The problem:
Find each line with "start" and copy it.

=======

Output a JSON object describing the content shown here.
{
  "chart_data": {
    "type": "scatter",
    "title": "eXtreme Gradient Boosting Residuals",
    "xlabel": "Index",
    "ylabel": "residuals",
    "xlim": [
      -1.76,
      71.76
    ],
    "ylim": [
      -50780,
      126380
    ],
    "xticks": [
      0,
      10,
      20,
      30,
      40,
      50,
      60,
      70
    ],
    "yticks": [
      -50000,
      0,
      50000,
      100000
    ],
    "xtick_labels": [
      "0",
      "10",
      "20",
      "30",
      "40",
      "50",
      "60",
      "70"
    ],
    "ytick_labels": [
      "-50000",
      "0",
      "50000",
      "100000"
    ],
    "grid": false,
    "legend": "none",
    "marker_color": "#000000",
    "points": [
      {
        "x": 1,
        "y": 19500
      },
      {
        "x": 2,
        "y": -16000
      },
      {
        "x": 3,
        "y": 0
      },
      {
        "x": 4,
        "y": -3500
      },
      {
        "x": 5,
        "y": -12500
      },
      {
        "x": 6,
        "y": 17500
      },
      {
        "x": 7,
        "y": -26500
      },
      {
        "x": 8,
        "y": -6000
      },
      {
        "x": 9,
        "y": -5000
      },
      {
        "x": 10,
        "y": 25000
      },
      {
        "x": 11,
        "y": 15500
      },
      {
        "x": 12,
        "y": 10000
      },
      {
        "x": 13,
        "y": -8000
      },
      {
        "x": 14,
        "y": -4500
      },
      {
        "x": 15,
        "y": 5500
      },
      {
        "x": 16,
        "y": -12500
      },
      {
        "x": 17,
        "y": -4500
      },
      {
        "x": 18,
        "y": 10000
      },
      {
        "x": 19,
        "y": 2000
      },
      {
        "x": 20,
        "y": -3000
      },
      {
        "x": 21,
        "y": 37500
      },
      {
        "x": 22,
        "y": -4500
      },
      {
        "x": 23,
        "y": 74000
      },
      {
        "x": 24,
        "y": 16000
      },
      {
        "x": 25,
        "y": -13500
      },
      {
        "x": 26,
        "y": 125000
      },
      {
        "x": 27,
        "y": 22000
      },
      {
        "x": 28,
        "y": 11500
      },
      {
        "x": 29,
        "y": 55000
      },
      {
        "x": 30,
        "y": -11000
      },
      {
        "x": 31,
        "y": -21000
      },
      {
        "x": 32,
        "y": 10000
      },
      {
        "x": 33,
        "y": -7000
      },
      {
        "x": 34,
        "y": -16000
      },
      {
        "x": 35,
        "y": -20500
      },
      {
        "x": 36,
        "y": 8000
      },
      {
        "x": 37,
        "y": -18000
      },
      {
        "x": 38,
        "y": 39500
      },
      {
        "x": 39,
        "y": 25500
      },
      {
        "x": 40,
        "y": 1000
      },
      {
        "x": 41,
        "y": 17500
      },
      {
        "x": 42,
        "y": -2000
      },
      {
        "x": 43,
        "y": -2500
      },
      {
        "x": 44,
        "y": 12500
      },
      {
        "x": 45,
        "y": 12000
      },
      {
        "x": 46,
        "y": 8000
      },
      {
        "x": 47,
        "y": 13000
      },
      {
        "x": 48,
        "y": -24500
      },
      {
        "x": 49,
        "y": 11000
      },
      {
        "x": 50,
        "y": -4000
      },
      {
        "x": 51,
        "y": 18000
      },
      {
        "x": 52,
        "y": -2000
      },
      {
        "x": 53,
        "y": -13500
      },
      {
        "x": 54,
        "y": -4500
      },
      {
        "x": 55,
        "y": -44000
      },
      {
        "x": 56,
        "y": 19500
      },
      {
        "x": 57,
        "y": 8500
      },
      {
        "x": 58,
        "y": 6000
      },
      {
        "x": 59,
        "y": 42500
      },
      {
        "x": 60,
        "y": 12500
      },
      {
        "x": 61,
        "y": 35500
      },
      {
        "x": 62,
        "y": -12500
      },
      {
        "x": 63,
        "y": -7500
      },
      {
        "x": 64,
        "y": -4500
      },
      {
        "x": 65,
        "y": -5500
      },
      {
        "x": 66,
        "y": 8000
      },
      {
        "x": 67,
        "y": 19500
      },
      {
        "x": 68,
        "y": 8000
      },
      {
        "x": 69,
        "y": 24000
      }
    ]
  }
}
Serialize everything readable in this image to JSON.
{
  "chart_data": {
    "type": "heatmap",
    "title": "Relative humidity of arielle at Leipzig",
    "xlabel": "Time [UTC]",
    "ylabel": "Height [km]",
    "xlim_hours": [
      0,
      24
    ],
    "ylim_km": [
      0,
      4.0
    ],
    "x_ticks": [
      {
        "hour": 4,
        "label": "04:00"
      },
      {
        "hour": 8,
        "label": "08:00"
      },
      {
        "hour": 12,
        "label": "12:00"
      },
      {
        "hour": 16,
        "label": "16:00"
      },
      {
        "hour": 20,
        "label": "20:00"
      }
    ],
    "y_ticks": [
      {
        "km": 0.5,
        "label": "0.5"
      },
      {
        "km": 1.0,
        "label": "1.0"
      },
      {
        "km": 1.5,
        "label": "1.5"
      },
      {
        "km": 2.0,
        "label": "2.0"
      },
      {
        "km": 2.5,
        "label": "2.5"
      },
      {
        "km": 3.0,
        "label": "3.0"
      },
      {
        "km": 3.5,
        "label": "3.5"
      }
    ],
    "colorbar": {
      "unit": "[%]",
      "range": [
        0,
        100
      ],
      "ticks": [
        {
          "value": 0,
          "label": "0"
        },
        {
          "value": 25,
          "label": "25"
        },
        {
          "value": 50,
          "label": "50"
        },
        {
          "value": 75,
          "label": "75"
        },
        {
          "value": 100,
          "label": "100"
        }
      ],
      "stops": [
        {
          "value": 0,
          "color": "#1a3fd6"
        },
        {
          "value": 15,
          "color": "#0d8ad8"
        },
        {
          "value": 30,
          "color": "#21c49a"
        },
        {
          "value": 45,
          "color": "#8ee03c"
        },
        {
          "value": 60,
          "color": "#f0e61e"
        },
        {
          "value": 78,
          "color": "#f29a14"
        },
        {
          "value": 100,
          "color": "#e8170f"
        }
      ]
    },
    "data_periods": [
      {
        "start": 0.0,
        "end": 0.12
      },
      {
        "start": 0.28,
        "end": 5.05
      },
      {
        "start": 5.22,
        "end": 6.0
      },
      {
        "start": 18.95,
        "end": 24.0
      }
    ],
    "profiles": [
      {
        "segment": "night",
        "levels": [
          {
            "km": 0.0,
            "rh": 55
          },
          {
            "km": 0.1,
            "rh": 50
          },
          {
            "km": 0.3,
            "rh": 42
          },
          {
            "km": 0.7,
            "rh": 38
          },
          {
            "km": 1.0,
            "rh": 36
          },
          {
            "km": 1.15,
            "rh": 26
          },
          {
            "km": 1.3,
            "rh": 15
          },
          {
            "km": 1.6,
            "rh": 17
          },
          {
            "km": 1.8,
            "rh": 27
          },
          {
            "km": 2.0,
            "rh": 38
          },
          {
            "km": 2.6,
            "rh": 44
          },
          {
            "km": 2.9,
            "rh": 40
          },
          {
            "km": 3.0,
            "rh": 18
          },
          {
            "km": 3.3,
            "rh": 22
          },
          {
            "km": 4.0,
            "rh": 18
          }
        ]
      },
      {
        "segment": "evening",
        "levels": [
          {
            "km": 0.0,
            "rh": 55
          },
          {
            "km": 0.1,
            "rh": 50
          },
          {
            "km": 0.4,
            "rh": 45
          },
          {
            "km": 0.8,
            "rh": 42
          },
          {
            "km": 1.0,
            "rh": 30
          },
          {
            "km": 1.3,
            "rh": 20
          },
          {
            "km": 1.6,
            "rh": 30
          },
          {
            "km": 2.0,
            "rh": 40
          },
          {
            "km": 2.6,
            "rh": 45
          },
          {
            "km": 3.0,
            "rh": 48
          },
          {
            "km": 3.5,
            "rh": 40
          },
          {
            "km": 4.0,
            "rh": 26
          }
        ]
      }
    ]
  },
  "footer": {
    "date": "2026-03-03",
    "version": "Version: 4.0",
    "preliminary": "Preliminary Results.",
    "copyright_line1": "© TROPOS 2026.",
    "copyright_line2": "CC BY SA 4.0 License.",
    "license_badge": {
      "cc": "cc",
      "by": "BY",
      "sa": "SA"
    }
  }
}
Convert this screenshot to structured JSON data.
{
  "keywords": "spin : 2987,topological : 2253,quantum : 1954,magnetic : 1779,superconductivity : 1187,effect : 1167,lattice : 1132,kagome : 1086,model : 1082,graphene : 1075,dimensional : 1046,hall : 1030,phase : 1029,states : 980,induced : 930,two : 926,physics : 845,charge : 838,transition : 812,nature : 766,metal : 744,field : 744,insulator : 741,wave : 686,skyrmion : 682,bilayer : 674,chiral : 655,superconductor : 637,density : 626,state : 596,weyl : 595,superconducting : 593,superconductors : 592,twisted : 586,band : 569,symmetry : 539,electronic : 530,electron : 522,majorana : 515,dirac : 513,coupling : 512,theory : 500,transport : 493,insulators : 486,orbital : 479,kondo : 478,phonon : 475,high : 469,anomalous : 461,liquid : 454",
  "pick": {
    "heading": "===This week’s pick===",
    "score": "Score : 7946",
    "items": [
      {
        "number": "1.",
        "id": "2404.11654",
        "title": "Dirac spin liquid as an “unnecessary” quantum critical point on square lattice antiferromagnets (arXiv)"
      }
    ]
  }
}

=======

Complete response:
        "start": 0.0,
        "start": 0.28,
        "start": 5.22,
        "start": 18.95,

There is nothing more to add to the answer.